» Problem to solve
Could you arrange every line of the data below as a numbered list, omitting any blank lines?

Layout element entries
* Begin *

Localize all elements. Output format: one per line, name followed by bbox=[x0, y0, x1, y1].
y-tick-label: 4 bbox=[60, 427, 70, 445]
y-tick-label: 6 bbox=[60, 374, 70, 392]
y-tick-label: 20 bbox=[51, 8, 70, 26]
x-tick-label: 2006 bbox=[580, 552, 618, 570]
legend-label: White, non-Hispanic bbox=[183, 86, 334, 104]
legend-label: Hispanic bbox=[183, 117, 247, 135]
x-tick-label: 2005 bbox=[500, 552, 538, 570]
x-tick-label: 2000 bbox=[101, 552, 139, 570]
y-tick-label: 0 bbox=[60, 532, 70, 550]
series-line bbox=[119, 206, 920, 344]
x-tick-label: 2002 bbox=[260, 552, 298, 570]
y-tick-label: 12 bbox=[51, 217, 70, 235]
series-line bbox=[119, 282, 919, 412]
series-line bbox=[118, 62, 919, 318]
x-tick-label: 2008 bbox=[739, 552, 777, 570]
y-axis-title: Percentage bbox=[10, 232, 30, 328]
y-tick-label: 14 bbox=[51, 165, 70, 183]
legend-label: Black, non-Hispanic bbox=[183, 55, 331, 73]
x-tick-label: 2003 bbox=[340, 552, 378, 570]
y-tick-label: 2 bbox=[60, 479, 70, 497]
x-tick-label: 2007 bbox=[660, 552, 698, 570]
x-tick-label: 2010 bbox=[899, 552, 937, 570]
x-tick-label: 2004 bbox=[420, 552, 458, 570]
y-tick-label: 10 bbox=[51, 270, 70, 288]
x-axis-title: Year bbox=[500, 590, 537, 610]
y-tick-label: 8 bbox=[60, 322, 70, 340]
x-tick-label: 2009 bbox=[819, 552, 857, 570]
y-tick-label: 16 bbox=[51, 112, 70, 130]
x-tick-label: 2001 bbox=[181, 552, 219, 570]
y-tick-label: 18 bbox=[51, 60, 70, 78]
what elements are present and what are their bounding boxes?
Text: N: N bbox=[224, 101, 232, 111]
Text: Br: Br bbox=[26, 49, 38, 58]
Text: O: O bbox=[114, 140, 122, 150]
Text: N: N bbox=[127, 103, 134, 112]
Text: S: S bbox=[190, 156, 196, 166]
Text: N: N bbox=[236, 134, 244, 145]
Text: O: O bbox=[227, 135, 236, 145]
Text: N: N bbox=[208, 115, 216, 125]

* End *

» Exercise answer
1. Localize all elements. Output format: one per line, name followed by bbox=[x0, y0, x1, y1].
2. y-tick-label: 4 bbox=[60, 427, 70, 445]
3. y-tick-label: 6 bbox=[60, 374, 70, 392]
4. y-tick-label: 20 bbox=[51, 8, 70, 26]
5. x-tick-label: 2006 bbox=[580, 552, 618, 570]
6. legend-label: White, non-Hispanic bbox=[183, 86, 334, 104]
7. legend-label: Hispanic bbox=[183, 117, 247, 135]
8. x-tick-label: 2005 bbox=[500, 552, 538, 570]
9. x-tick-label: 2000 bbox=[101, 552, 139, 570]
10. y-tick-label: 0 bbox=[60, 532, 70, 550]
11. series-line bbox=[119, 206, 920, 344]
12. x-tick-label: 2002 bbox=[260, 552, 298, 570]
13. y-tick-label: 12 bbox=[51, 217, 70, 235]
14. series-line bbox=[119, 282, 919, 412]
15. series-line bbox=[118, 62, 919, 318]
16. x-tick-label: 2008 bbox=[739, 552, 777, 570]
17. y-axis-title: Percentage bbox=[10, 232, 30, 328]
18. y-tick-label: 14 bbox=[51, 165, 70, 183]
19. legend-label: Black, non-Hispanic bbox=[183, 55, 331, 73]
20. x-tick-label: 2003 bbox=[340, 552, 378, 570]
21. y-tick-label: 2 bbox=[60, 479, 70, 497]
22. x-tick-label: 2007 bbox=[660, 552, 698, 570]
23. x-tick-label: 2010 bbox=[899, 552, 937, 570]
24. x-tick-label: 2004 bbox=[420, 552, 458, 570]
25. y-tick-label: 10 bbox=[51, 270, 70, 288]
26. x-axis-title: Year bbox=[500, 590, 537, 610]
27. y-tick-label: 8 bbox=[60, 322, 70, 340]
28. x-tick-label: 2009 bbox=[819, 552, 857, 570]
29. y-tick-label: 16 bbox=[51, 112, 70, 130]
30. x-tick-label: 2001 bbox=[181, 552, 219, 570]
31. y-tick-label: 18 bbox=[51, 60, 70, 78]
32. what elements are present and what are their bounding boxes?
33. Text: N: N bbox=[224, 101, 232, 111]
34. Text: Br: Br bbox=[26, 49, 38, 58]
35. Text: O: O bbox=[114, 140, 122, 150]
36. Text: N: N bbox=[127, 103, 134, 112]
37. Text: S: S bbox=[190, 156, 196, 166]
38. Text: N: N bbox=[236, 134, 244, 145]
39. Text: O: O bbox=[227, 135, 236, 145]
40. Text: N: N bbox=[208, 115, 216, 125]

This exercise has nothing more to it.